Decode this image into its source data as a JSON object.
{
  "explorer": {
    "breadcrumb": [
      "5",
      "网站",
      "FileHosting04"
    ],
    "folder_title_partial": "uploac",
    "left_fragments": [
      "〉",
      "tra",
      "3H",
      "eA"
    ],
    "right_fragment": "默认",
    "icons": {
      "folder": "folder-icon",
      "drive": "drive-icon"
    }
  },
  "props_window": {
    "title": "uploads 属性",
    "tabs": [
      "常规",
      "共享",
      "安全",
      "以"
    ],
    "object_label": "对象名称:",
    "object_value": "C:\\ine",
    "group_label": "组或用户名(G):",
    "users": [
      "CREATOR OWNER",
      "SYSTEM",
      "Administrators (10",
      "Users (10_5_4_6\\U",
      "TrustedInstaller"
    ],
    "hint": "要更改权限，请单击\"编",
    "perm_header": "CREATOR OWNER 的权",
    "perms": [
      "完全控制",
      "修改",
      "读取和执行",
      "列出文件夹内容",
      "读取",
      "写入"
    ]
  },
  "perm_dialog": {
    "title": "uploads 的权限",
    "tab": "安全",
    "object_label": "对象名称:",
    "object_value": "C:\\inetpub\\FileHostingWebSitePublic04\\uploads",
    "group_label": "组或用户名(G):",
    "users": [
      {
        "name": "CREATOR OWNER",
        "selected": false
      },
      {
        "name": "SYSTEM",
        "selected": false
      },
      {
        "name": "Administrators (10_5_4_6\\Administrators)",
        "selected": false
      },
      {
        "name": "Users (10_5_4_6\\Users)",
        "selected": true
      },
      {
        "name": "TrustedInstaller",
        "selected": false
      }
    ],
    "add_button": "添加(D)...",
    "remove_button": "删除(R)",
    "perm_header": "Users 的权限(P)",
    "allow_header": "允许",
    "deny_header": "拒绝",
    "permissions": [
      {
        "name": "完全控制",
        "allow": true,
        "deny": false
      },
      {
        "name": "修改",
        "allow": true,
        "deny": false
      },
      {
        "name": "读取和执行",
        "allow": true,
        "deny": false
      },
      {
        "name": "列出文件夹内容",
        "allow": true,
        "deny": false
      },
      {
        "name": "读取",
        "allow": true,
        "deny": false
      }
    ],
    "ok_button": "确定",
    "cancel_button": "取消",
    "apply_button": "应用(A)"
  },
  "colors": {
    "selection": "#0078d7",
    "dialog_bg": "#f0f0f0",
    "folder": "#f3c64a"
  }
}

****

# Do this
Please set down the whole listing above without altering a single line.

# Reply
Decode this image into its source data as a JSON object.
{
  "explorer": {
    "breadcrumb": [
      "5",
      "网站",
      "FileHosting04"
    ],
    "folder_title_partial": "uploac",
    "left_fragments": [
      "〉",
      "tra",
      "3H",
      "eA"
    ],
    "right_fragment": "默认",
    "icons": {
      "folder": "folder-icon",
      "drive": "drive-icon"
    }
  },
  "props_window": {
    "title": "uploads 属性",
    "tabs": [
      "常规",
      "共享",
      "安全",
      "以"
    ],
    "object_label": "对象名称:",
    "object_value": "C:\\ine",
    "group_label": "组或用户名(G):",
    "users": [
      "CREATOR OWNER",
      "SYSTEM",
      "Administrators (10",
      "Users (10_5_4_6\\U",
      "TrustedInstaller"
    ],
    "hint": "要更改权限，请单击\"编",
    "perm_header": "CREATOR OWNER 的权",
    "perms": [
      "完全控制",
      "修改",
      "读取和执行",
      "列出文件夹内容",
      "读取",
      "写入"
    ]
  },
  "perm_dialog": {
    "title": "uploads 的权限",
    "tab": "安全",
    "object_label": "对象名称:",
    "object_value": "C:\\inetpub\\FileHostingWebSitePublic04\\uploads",
    "group_label": "组或用户名(G):",
    "users": [
      {
        "name": "CREATOR OWNER",
        "selected": false
      },
      {
        "name": "SYSTEM",
        "selected": false
      },
      {
        "name": "Administrators (10_5_4_6\\Administrators)",
        "selected": false
      },
      {
        "name": "Users (10_5_4_6\\Users)",
        "selected": true
      },
      {
        "name": "TrustedInstaller",
        "selected": false
      }
    ],
    "add_button": "添加(D)...",
    "remove_button": "删除(R)",
    "perm_header": "Users 的权限(P)",
    "allow_header": "允许",
    "deny_header": "拒绝",
    "permissions": [
      {
        "name": "完全控制",
        "allow": true,
        "deny": false
      },
      {
        "name": "修改",
        "allow": true,
        "deny": false
      },
      {
        "name": "读取和执行",
        "allow": true,
        "deny": false
      },
      {
        "name": "列出文件夹内容",
        "allow": true,
        "deny": false
      },
      {
        "name": "读取",
        "allow": true,
        "deny": false
      }
    ],
    "ok_button": "确定",
    "cancel_button": "取消",
    "apply_button": "应用(A)"
  },
  "colors": {
    "selection": "#0078d7",
    "dialog_bg": "#f0f0f0",
    "folder": "#f3c64a"
  }
}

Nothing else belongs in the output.